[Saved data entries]
........

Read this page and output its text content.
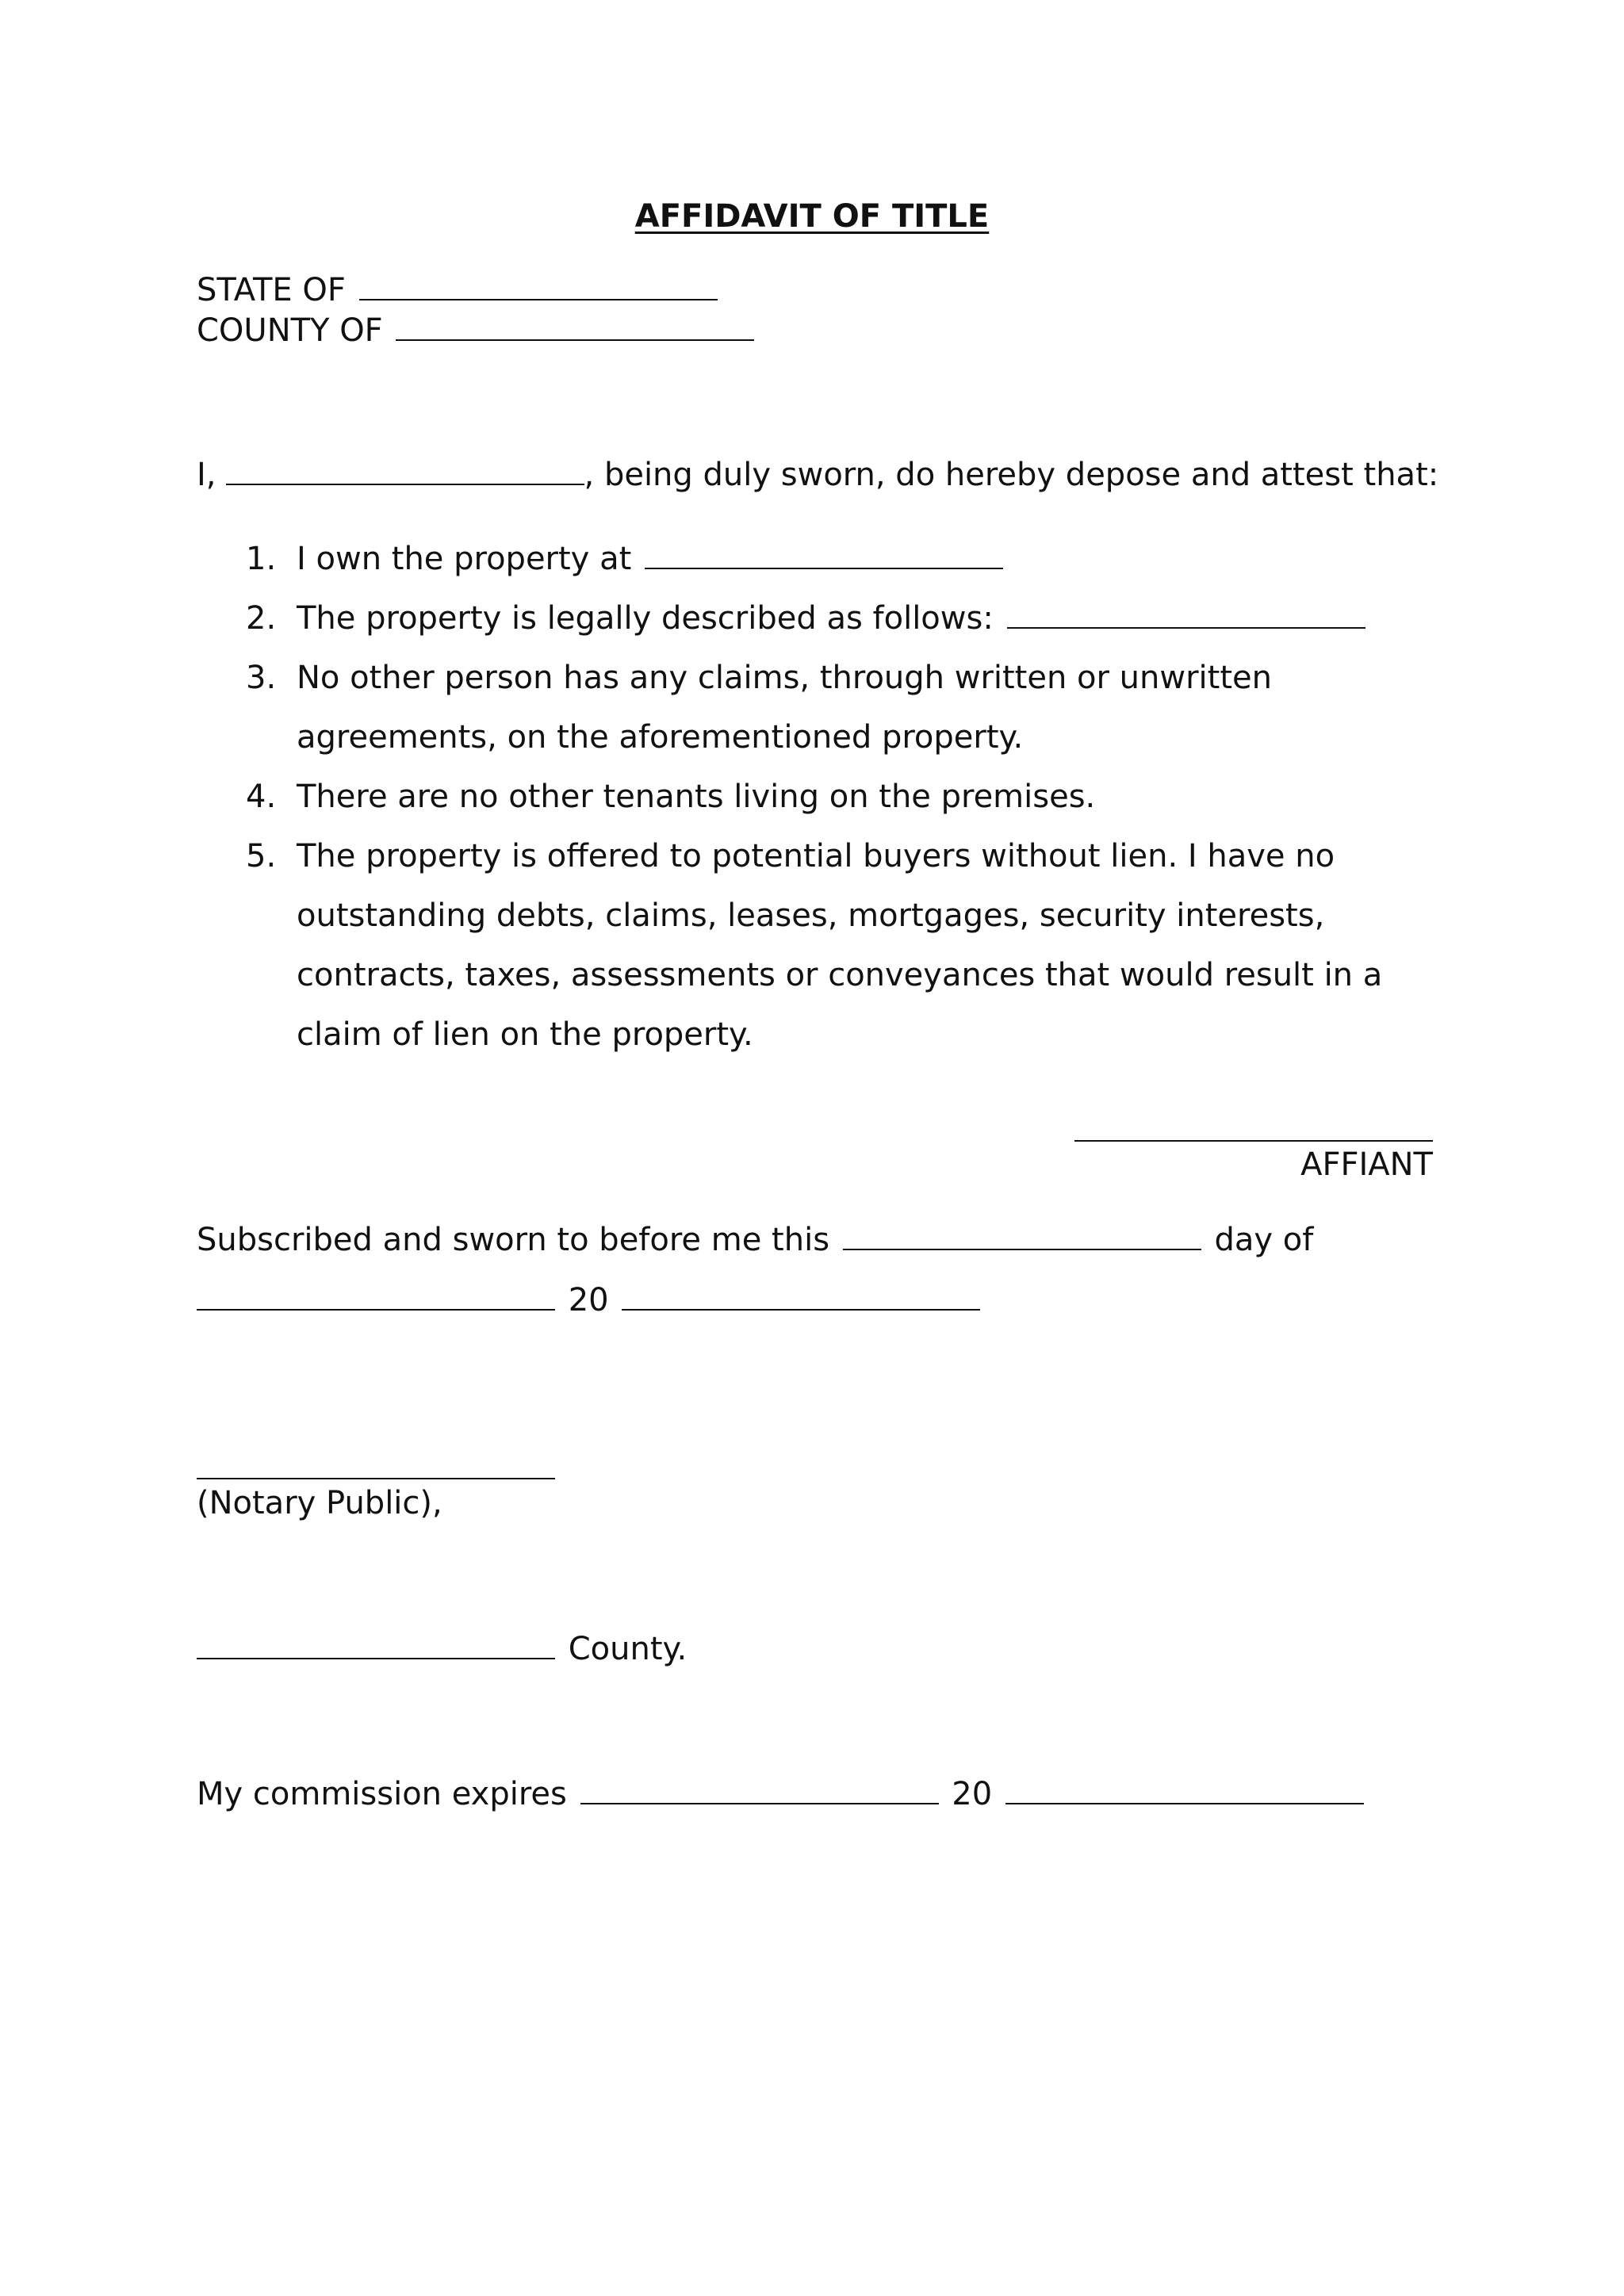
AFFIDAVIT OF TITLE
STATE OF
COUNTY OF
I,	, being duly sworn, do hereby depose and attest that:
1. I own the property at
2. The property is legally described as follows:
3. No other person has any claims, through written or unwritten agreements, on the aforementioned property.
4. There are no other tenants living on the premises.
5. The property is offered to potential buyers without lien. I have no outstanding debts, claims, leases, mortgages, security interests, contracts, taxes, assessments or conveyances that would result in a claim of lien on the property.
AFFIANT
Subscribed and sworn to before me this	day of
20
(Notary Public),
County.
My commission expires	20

........

■ **What you are asked to do**
Only a number is wanted: how many lines of the material above hold "that"?

■ **Solution for this task**
2